**EXERCISE AIM:**
Transcribe all of the records word for word, but omit the pictures.

**RECORDED INFORMATION:**

——————————

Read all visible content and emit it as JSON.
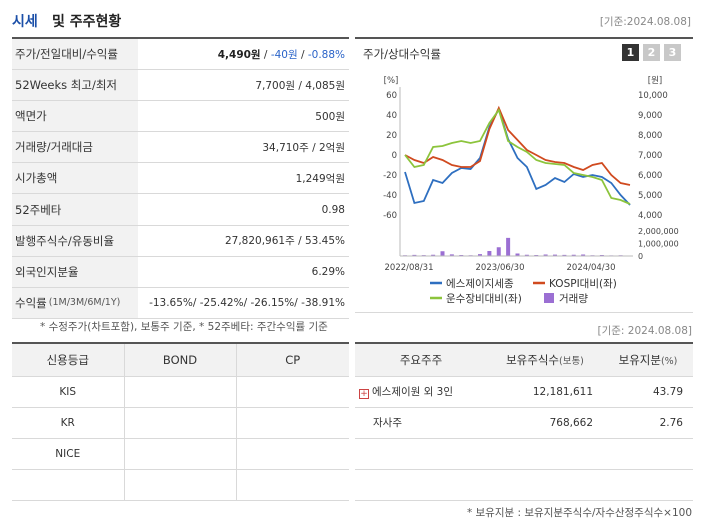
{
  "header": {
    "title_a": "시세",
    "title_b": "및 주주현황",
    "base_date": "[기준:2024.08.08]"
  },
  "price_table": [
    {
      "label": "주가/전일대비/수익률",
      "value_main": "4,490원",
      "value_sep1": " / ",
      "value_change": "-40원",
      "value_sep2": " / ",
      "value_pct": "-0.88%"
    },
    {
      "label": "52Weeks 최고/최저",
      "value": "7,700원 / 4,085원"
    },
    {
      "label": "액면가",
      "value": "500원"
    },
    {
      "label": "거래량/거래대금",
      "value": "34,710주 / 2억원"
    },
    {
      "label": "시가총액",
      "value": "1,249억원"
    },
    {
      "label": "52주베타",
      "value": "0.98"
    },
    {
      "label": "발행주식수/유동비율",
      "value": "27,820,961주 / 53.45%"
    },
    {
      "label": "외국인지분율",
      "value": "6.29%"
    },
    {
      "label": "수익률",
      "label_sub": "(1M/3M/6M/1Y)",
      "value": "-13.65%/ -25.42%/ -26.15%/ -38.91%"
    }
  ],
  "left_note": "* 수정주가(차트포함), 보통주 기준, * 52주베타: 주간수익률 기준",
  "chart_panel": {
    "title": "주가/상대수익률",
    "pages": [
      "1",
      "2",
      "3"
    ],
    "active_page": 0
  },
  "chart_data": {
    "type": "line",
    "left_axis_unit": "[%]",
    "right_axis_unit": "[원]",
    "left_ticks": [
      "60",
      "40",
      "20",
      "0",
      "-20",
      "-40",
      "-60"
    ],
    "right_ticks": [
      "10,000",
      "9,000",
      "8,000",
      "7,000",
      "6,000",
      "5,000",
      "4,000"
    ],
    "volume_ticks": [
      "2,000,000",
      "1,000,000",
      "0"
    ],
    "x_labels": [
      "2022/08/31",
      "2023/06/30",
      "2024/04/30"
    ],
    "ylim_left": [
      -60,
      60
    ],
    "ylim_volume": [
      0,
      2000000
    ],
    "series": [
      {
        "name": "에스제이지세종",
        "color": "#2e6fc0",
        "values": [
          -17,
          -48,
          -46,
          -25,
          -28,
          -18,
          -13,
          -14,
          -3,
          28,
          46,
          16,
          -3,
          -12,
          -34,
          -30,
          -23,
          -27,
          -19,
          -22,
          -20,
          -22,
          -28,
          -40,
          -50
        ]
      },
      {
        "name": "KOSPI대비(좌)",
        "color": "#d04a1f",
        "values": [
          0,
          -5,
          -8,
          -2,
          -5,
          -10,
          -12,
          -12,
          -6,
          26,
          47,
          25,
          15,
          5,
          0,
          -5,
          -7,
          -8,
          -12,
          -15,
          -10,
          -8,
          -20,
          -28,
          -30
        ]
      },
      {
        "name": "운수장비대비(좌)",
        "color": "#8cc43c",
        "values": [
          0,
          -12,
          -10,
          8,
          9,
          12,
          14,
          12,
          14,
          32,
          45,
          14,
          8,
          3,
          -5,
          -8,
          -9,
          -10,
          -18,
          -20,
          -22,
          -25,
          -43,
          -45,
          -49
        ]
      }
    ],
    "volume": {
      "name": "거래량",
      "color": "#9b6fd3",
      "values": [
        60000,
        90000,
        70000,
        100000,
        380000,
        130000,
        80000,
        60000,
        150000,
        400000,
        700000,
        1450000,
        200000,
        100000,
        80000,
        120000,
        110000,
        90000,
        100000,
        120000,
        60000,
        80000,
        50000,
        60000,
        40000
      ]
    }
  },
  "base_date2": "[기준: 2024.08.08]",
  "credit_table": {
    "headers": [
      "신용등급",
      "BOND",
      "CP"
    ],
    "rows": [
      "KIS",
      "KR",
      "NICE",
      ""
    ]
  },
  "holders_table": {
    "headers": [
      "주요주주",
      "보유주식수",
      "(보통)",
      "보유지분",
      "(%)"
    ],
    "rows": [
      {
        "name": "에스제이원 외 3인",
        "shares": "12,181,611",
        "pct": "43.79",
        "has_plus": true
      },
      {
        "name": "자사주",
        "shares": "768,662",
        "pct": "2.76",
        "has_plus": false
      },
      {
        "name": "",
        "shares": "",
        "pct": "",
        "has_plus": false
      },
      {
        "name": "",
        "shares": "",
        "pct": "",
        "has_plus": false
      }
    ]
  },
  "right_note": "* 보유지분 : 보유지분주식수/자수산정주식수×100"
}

——————————

**OUTPUT:**
Read all visible content and emit it as JSON.
{
  "header": {
    "title_a": "시세",
    "title_b": "및 주주현황",
    "base_date": "[기준:2024.08.08]"
  },
  "price_table": [
    {
      "label": "주가/전일대비/수익률",
      "value_main": "4,490원",
      "value_sep1": " / ",
      "value_change": "-40원",
      "value_sep2": " / ",
      "value_pct": "-0.88%"
    },
    {
      "label": "52Weeks 최고/최저",
      "value": "7,700원 / 4,085원"
    },
    {
      "label": "액면가",
      "value": "500원"
    },
    {
      "label": "거래량/거래대금",
      "value": "34,710주 / 2억원"
    },
    {
      "label": "시가총액",
      "value": "1,249억원"
    },
    {
      "label": "52주베타",
      "value": "0.98"
    },
    {
      "label": "발행주식수/유동비율",
      "value": "27,820,961주 / 53.45%"
    },
    {
      "label": "외국인지분율",
      "value": "6.29%"
    },
    {
      "label": "수익률",
      "label_sub": "(1M/3M/6M/1Y)",
      "value": "-13.65%/ -25.42%/ -26.15%/ -38.91%"
    }
  ],
  "left_note": "* 수정주가(차트포함), 보통주 기준, * 52주베타: 주간수익률 기준",
  "chart_panel": {
    "title": "주가/상대수익률",
    "pages": [
      "1",
      "2",
      "3"
    ],
    "active_page": 0
  },
  "chart_data": {
    "type": "line",
    "left_axis_unit": "[%]",
    "right_axis_unit": "[원]",
    "left_ticks": [
      "60",
      "40",
      "20",
      "0",
      "-20",
      "-40",
      "-60"
    ],
    "right_ticks": [
      "10,000",
      "9,000",
      "8,000",
      "7,000",
      "6,000",
      "5,000",
      "4,000"
    ],
    "volume_ticks": [
      "2,000,000",
      "1,000,000",
      "0"
    ],
    "x_labels": [
      "2022/08/31",
      "2023/06/30",
      "2024/04/30"
    ],
    "ylim_left": [
      -60,
      60
    ],
    "ylim_volume": [
      0,
      2000000
    ],
    "series": [
      {
        "name": "에스제이지세종",
        "color": "#2e6fc0",
        "values": [
          -17,
          -48,
          -46,
          -25,
          -28,
          -18,
          -13,
          -14,
          -3,
          28,
          46,
          16,
          -3,
          -12,
          -34,
          -30,
          -23,
          -27,
          -19,
          -22,
          -20,
          -22,
          -28,
          -40,
          -50
        ]
      },
      {
        "name": "KOSPI대비(좌)",
        "color": "#d04a1f",
        "values": [
          0,
          -5,
          -8,
          -2,
          -5,
          -10,
          -12,
          -12,
          -6,
          26,
          47,
          25,
          15,
          5,
          0,
          -5,
          -7,
          -8,
          -12,
          -15,
          -10,
          -8,
          -20,
          -28,
          -30
        ]
      },
      {
        "name": "운수장비대비(좌)",
        "color": "#8cc43c",
        "values": [
          0,
          -12,
          -10,
          8,
          9,
          12,
          14,
          12,
          14,
          32,
          45,
          14,
          8,
          3,
          -5,
          -8,
          -9,
          -10,
          -18,
          -20,
          -22,
          -25,
          -43,
          -45,
          -49
        ]
      }
    ],
    "volume": {
      "name": "거래량",
      "color": "#9b6fd3",
      "values": [
        60000,
        90000,
        70000,
        100000,
        380000,
        130000,
        80000,
        60000,
        150000,
        400000,
        700000,
        1450000,
        200000,
        100000,
        80000,
        120000,
        110000,
        90000,
        100000,
        120000,
        60000,
        80000,
        50000,
        60000,
        40000
      ]
    }
  },
  "base_date2": "[기준: 2024.08.08]",
  "credit_table": {
    "headers": [
      "신용등급",
      "BOND",
      "CP"
    ],
    "rows": [
      "KIS",
      "KR",
      "NICE",
      ""
    ]
  },
  "holders_table": {
    "headers": [
      "주요주주",
      "보유주식수",
      "(보통)",
      "보유지분",
      "(%)"
    ],
    "rows": [
      {
        "name": "에스제이원 외 3인",
        "shares": "12,181,611",
        "pct": "43.79",
        "has_plus": true
      },
      {
        "name": "자사주",
        "shares": "768,662",
        "pct": "2.76",
        "has_plus": false
      },
      {
        "name": "",
        "shares": "",
        "pct": "",
        "has_plus": false
      },
      {
        "name": "",
        "shares": "",
        "pct": "",
        "has_plus": false
      }
    ]
  },
  "right_note": "* 보유지분 : 보유지분주식수/자수산정주식수×100"
}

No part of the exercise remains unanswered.